WHAT THE TASK REQUIRES:
How many lines in the entries below contain "helper"? Answer with the number only.

-------- PROVIDED MATERIAL --------

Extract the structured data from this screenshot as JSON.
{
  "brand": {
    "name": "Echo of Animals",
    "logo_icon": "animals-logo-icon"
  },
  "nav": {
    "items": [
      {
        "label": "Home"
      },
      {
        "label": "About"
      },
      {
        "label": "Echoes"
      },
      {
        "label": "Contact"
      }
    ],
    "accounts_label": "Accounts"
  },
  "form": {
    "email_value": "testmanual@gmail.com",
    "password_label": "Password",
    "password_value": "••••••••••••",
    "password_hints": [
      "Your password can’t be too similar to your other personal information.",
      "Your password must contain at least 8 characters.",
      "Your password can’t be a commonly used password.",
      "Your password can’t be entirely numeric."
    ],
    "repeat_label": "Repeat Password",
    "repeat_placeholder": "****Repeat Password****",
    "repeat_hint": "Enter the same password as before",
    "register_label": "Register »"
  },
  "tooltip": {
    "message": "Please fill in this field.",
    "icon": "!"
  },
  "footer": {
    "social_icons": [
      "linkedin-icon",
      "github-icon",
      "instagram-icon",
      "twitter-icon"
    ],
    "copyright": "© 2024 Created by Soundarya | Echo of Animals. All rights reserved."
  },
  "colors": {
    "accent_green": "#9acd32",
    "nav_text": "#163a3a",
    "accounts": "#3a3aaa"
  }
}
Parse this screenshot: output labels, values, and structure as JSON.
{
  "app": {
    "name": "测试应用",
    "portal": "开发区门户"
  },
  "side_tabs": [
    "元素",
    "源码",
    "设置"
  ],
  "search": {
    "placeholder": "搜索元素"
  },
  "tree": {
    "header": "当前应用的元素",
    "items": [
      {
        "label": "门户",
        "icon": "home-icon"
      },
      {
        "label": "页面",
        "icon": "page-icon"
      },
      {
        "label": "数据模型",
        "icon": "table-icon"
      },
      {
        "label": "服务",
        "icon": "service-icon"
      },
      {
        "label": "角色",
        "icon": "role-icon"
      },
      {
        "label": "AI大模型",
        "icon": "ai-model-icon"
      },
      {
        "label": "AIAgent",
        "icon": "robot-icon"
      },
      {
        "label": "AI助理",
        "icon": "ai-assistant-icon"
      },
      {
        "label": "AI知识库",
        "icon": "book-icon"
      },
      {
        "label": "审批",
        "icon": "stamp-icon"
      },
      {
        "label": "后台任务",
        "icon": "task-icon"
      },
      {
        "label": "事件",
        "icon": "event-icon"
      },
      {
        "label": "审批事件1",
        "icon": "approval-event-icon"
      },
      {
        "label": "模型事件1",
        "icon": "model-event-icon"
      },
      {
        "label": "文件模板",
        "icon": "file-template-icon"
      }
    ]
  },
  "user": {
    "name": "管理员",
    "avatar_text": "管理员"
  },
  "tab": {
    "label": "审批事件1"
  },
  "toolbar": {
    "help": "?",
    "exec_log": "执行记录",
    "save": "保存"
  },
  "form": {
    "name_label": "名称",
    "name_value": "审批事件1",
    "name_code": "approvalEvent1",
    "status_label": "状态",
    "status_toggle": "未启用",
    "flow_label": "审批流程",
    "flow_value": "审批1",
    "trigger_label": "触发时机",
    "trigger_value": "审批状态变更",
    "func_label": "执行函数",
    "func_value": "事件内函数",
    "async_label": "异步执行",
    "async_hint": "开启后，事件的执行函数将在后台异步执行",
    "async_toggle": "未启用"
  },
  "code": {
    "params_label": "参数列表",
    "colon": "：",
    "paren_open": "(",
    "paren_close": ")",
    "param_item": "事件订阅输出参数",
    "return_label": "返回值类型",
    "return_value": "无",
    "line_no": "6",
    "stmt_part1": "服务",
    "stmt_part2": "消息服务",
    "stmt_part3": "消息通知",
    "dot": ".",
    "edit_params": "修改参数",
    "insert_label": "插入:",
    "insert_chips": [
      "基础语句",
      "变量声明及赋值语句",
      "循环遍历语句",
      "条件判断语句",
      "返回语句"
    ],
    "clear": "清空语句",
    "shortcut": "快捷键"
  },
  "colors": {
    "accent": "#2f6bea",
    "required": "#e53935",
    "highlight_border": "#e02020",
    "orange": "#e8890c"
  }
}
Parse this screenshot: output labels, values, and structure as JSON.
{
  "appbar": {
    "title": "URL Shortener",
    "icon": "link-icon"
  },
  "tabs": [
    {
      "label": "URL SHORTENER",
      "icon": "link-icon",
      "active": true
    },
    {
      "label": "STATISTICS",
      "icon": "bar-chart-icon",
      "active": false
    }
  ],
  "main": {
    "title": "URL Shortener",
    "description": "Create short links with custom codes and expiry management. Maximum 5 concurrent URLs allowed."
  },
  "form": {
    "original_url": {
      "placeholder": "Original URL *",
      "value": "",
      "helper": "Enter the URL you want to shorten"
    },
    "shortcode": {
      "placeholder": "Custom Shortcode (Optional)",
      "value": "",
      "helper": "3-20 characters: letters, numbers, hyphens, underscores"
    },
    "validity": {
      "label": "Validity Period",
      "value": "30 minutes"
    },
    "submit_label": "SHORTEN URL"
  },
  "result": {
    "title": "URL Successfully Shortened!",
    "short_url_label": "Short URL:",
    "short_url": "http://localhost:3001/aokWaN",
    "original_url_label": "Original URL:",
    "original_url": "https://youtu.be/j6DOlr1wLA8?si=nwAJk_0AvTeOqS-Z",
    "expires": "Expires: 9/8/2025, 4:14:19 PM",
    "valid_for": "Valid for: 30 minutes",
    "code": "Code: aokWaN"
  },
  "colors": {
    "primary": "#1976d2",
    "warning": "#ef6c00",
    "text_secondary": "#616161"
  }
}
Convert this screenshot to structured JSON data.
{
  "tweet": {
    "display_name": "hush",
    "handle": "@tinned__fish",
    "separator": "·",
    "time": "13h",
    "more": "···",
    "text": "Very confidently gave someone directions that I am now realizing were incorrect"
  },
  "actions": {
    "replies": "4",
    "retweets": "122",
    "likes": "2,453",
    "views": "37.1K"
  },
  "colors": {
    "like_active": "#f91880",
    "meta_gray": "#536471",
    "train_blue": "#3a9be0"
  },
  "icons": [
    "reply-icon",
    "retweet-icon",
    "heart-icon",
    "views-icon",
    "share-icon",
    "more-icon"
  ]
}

--------

SOLUTION:
2